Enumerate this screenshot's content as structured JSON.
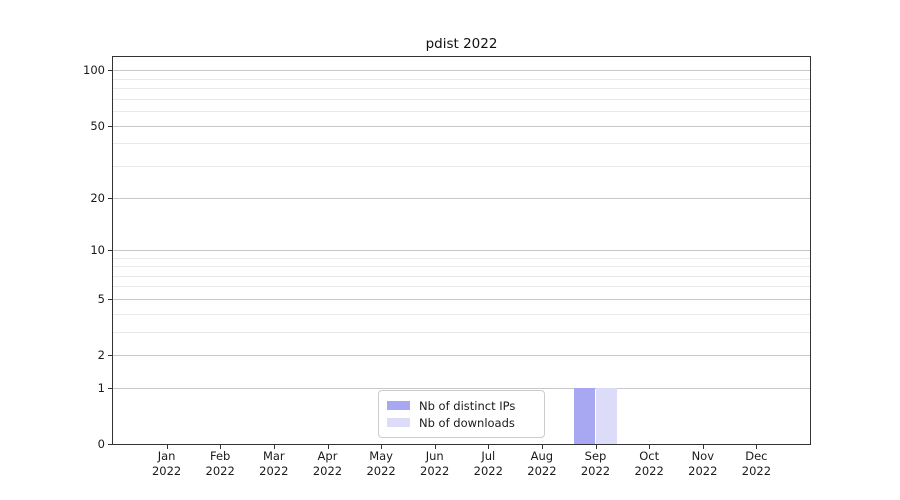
{
  "chart_data": {
    "type": "bar",
    "title": "pdist 2022",
    "categories": [
      "Jan",
      "Feb",
      "Mar",
      "Apr",
      "May",
      "Jun",
      "Jul",
      "Aug",
      "Sep",
      "Oct",
      "Nov",
      "Dec"
    ],
    "x_tick_year": "2022",
    "series": [
      {
        "name": "Nb of distinct IPs",
        "color": "#a8a8f2",
        "values": [
          0,
          0,
          0,
          0,
          0,
          0,
          0,
          0,
          1,
          0,
          0,
          0
        ]
      },
      {
        "name": "Nb of downloads",
        "color": "#dcdcf9",
        "values": [
          0,
          0,
          0,
          0,
          0,
          0,
          0,
          0,
          1,
          0,
          0,
          0
        ]
      }
    ],
    "y_scale": "log1p",
    "ylim": [
      0,
      118
    ],
    "y_major_ticks": [
      0,
      1,
      2,
      5,
      10,
      20,
      50,
      100
    ],
    "y_minor_gridlines": [
      3,
      4,
      6,
      7,
      8,
      9,
      30,
      40,
      60,
      70,
      80,
      90
    ],
    "legend_position": "lower center",
    "grid": "horizontal",
    "colors": {
      "major_grid": "#c8c8c8",
      "minor_grid": "#e9e9e9",
      "spine": "#333333",
      "text": "#1a1a1a",
      "legend_border": "#cccccc"
    }
  }
}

__Required work__. Retype all the records shown above, character for character. Omit every picture.

__Complete answer__.
Enumerate this screenshot's content as structured JSON.
{
  "chart_data": {
    "type": "bar",
    "title": "pdist 2022",
    "categories": [
      "Jan",
      "Feb",
      "Mar",
      "Apr",
      "May",
      "Jun",
      "Jul",
      "Aug",
      "Sep",
      "Oct",
      "Nov",
      "Dec"
    ],
    "x_tick_year": "2022",
    "series": [
      {
        "name": "Nb of distinct IPs",
        "color": "#a8a8f2",
        "values": [
          0,
          0,
          0,
          0,
          0,
          0,
          0,
          0,
          1,
          0,
          0,
          0
        ]
      },
      {
        "name": "Nb of downloads",
        "color": "#dcdcf9",
        "values": [
          0,
          0,
          0,
          0,
          0,
          0,
          0,
          0,
          1,
          0,
          0,
          0
        ]
      }
    ],
    "y_scale": "log1p",
    "ylim": [
      0,
      118
    ],
    "y_major_ticks": [
      0,
      1,
      2,
      5,
      10,
      20,
      50,
      100
    ],
    "y_minor_gridlines": [
      3,
      4,
      6,
      7,
      8,
      9,
      30,
      40,
      60,
      70,
      80,
      90
    ],
    "legend_position": "lower center",
    "grid": "horizontal",
    "colors": {
      "major_grid": "#c8c8c8",
      "minor_grid": "#e9e9e9",
      "spine": "#333333",
      "text": "#1a1a1a",
      "legend_border": "#cccccc"
    }
  }
}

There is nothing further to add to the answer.